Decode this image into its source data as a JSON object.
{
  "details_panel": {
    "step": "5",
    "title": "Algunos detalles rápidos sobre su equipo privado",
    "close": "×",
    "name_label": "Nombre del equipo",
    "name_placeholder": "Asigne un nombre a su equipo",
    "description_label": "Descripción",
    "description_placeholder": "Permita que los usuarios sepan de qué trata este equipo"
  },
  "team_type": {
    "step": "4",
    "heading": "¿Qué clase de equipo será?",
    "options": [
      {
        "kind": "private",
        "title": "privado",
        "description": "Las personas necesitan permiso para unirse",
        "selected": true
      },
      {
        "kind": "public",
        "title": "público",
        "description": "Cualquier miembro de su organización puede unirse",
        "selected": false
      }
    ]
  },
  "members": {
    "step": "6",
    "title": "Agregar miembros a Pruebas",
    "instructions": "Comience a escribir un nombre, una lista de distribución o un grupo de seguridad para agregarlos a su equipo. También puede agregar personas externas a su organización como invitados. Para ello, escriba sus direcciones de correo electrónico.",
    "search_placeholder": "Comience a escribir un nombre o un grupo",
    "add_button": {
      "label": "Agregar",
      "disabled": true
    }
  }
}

# [AIM OF THE TASK]
Set down the listing above in full, please, exactly as it appears.

# [EXPECTED ANSWER]
Decode this image into its source data as a JSON object.
{
  "details_panel": {
    "step": "5",
    "title": "Algunos detalles rápidos sobre su equipo privado",
    "close": "×",
    "name_label": "Nombre del equipo",
    "name_placeholder": "Asigne un nombre a su equipo",
    "description_label": "Descripción",
    "description_placeholder": "Permita que los usuarios sepan de qué trata este equipo"
  },
  "team_type": {
    "step": "4",
    "heading": "¿Qué clase de equipo será?",
    "options": [
      {
        "kind": "private",
        "title": "privado",
        "description": "Las personas necesitan permiso para unirse",
        "selected": true
      },
      {
        "kind": "public",
        "title": "público",
        "description": "Cualquier miembro de su organización puede unirse",
        "selected": false
      }
    ]
  },
  "members": {
    "step": "6",
    "title": "Agregar miembros a Pruebas",
    "instructions": "Comience a escribir un nombre, una lista de distribución o un grupo de seguridad para agregarlos a su equipo. También puede agregar personas externas a su organización como invitados. Para ello, escriba sus direcciones de correo electrónico.",
    "search_placeholder": "Comience a escribir un nombre o un grupo",
    "add_button": {
      "label": "Agregar",
      "disabled": true
    }
  }
}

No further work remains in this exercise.